From the listing below, pull out all lines with "Personal" in them.

> _Record set_:
>> BEGIN

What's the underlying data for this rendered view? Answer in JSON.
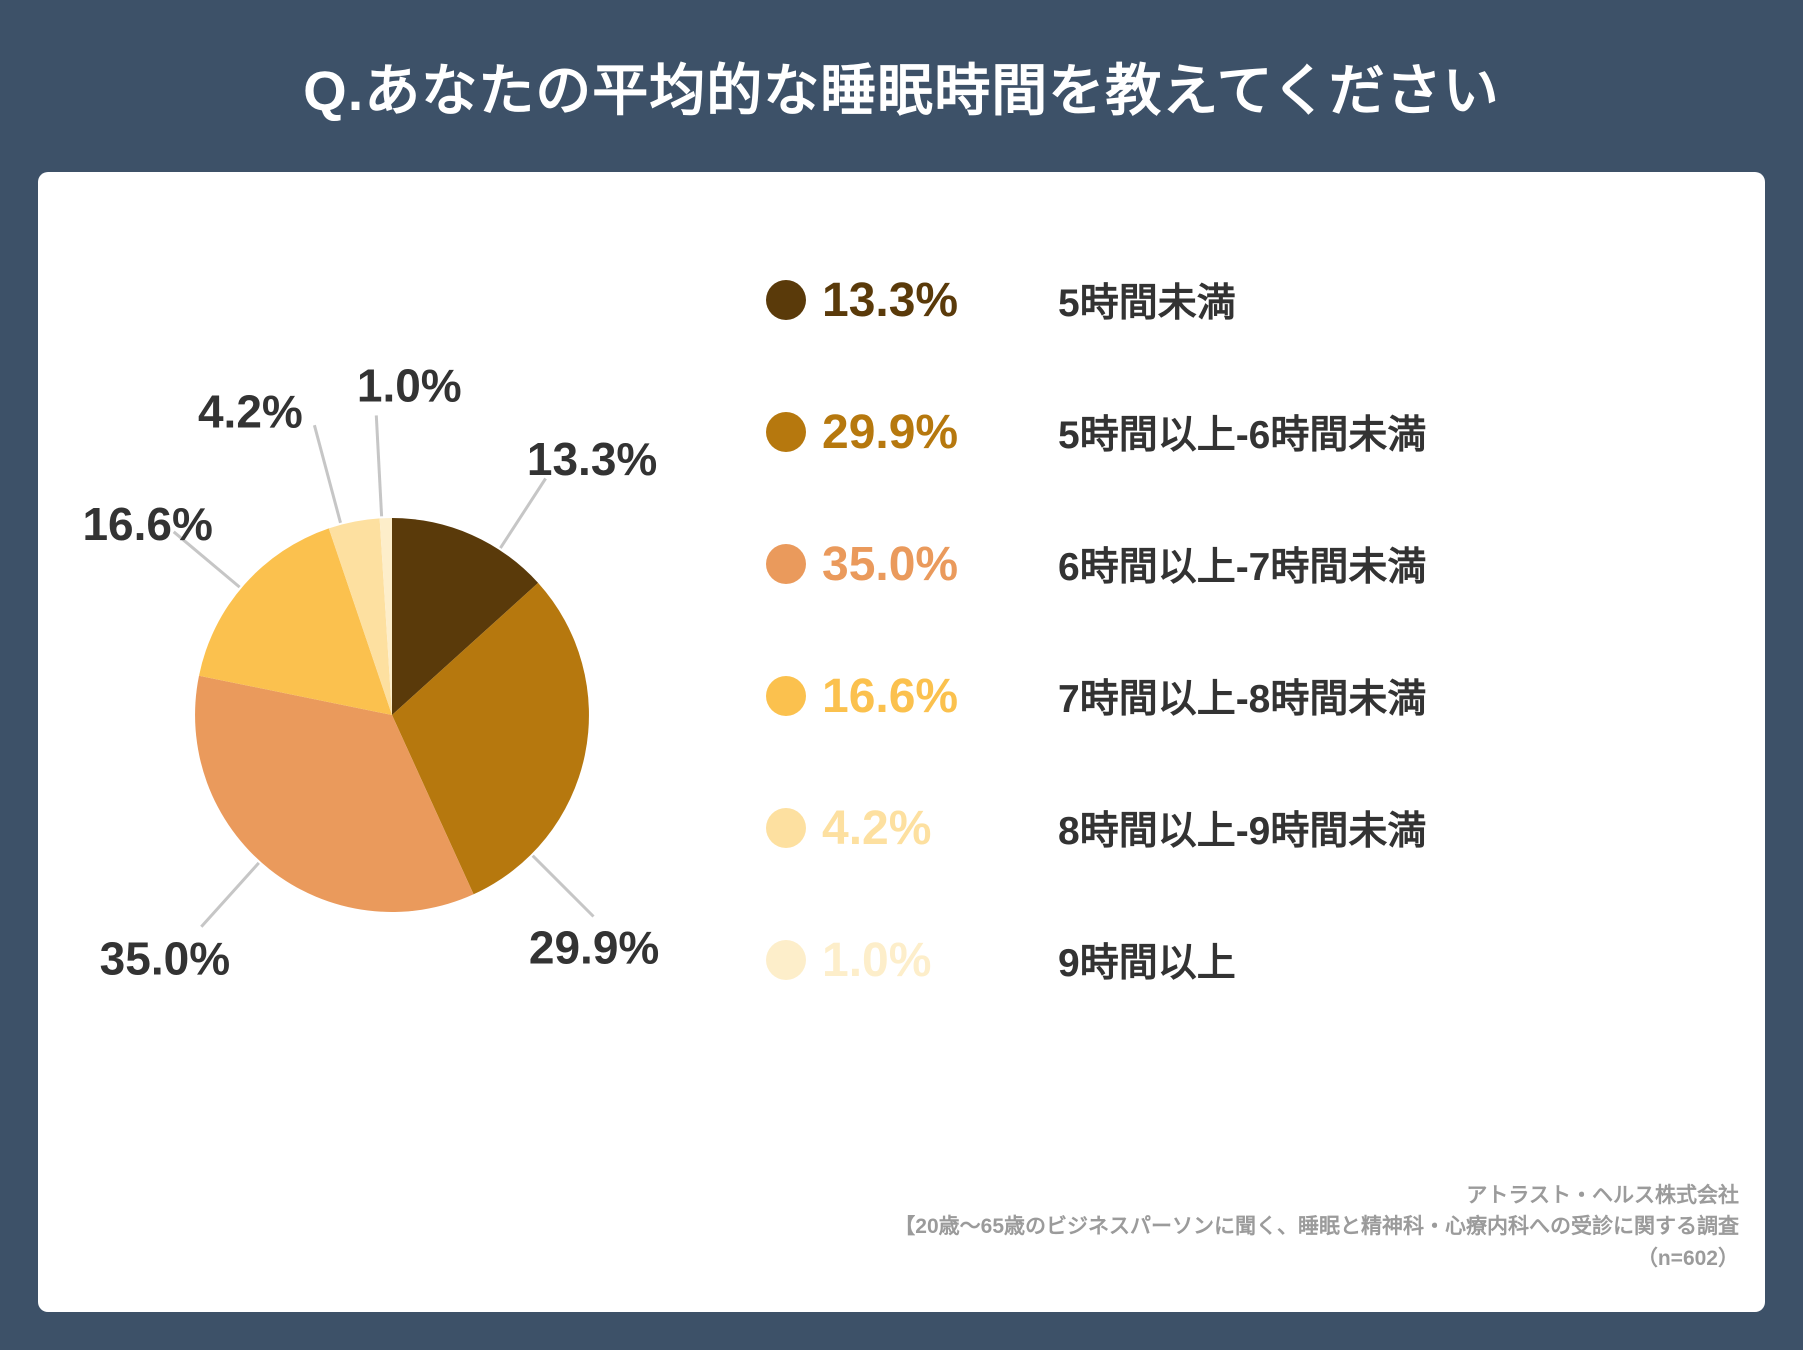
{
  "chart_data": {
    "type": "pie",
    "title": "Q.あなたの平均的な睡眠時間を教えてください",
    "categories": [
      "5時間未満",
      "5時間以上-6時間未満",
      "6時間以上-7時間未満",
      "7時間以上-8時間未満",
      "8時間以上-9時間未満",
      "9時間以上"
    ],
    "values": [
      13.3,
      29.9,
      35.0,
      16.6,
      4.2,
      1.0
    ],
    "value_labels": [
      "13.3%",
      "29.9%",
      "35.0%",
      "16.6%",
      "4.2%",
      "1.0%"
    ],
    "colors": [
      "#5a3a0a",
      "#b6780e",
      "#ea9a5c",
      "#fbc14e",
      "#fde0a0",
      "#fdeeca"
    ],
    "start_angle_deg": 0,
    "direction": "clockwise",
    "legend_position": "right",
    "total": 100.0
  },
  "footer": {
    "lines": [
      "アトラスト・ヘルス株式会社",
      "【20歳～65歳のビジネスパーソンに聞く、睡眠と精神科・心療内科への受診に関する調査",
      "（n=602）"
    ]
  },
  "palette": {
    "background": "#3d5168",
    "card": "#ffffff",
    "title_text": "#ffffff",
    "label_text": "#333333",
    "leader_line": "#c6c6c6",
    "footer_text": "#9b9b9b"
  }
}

>> END
>> BEGIN

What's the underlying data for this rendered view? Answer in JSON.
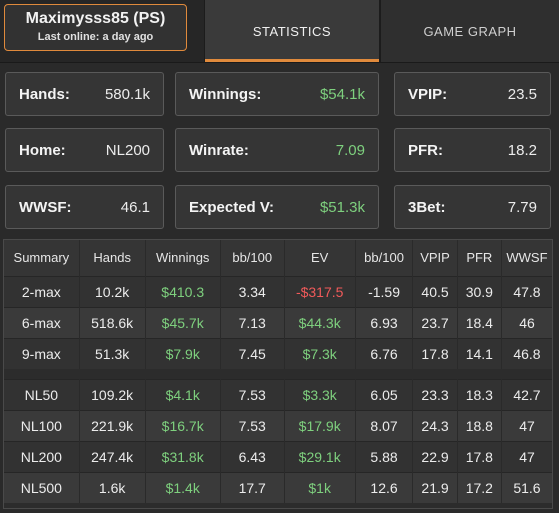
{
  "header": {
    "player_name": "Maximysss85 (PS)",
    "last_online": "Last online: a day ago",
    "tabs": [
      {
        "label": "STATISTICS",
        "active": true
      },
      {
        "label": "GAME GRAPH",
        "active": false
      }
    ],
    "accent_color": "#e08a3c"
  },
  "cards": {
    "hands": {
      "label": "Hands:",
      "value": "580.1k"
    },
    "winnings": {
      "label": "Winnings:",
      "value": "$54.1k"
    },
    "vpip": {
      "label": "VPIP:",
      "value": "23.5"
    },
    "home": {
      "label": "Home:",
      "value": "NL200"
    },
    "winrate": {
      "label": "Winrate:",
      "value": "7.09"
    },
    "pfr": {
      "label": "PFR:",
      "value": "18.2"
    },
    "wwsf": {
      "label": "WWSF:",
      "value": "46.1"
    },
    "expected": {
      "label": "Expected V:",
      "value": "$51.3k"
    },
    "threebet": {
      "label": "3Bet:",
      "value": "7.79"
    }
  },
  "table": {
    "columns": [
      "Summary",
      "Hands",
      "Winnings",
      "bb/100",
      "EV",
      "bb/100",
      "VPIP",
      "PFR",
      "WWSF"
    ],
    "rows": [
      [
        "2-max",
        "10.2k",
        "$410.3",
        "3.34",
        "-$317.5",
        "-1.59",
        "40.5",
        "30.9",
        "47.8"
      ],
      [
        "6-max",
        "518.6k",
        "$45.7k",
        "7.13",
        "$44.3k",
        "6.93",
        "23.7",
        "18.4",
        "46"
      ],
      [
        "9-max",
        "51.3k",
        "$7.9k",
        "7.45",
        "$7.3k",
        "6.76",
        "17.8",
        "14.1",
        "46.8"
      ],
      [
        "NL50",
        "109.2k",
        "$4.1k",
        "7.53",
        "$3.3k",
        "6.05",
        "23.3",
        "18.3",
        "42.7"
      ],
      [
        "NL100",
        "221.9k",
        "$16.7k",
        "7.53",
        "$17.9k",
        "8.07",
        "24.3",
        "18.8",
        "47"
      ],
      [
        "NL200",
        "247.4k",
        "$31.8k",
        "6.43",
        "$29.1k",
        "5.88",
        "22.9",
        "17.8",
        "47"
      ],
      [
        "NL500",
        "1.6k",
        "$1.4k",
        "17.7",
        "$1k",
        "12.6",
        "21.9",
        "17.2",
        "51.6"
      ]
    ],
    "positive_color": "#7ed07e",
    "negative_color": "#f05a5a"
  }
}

>> END
>> BEGIN

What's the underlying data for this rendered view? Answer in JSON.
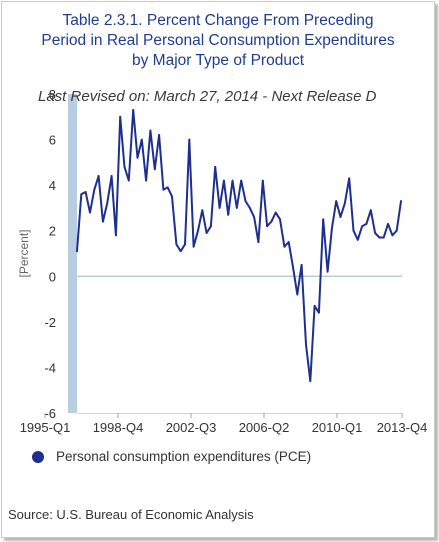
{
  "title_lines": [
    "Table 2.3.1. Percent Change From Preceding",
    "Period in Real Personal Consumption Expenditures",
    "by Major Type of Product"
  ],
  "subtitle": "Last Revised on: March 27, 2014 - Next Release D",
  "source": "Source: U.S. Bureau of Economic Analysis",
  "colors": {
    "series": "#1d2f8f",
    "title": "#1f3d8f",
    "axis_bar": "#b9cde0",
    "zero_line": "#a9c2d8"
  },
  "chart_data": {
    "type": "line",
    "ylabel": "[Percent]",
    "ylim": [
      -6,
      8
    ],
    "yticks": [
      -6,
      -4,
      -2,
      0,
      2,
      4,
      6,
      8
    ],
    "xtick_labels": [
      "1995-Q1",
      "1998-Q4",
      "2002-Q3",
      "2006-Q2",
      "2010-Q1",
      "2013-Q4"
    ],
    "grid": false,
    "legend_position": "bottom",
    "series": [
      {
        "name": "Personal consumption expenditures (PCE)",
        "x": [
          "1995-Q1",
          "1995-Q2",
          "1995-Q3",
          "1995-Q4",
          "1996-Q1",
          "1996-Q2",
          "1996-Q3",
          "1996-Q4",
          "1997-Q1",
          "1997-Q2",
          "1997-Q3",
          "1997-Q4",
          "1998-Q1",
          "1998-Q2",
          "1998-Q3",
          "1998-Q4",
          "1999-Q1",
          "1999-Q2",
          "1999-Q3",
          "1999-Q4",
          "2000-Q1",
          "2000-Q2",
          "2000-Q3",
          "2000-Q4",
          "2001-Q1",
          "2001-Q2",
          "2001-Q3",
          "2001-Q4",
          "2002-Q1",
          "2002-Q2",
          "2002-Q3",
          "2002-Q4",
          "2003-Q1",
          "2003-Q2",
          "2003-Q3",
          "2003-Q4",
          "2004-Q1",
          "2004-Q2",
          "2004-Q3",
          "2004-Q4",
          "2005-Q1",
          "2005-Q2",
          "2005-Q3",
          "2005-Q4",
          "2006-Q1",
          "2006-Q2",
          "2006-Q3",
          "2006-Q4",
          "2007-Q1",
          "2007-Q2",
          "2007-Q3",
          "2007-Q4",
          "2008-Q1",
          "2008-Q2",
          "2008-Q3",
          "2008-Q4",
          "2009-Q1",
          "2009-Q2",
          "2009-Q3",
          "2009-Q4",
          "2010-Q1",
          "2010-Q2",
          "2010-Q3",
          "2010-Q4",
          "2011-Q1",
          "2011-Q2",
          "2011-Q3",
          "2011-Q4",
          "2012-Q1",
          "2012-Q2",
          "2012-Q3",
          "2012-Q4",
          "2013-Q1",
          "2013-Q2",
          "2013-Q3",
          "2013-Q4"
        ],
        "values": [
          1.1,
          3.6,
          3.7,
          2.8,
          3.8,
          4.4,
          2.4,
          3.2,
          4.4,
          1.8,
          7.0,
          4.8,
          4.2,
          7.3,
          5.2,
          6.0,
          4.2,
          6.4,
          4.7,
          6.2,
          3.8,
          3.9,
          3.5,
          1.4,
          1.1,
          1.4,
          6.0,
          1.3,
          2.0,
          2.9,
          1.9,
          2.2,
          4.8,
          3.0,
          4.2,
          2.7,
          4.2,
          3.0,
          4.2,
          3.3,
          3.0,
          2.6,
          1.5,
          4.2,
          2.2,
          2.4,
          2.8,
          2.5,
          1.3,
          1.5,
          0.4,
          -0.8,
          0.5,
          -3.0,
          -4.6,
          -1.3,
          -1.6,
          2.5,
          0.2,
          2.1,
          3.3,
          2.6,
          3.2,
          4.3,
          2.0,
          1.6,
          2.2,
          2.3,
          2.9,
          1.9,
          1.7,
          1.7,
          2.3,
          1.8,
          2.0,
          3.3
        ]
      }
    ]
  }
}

>> END

> _Answer below_:
    "Period in Real Personal Consumption Expenditures",
        "name": "Personal consumption expenditures (PCE)",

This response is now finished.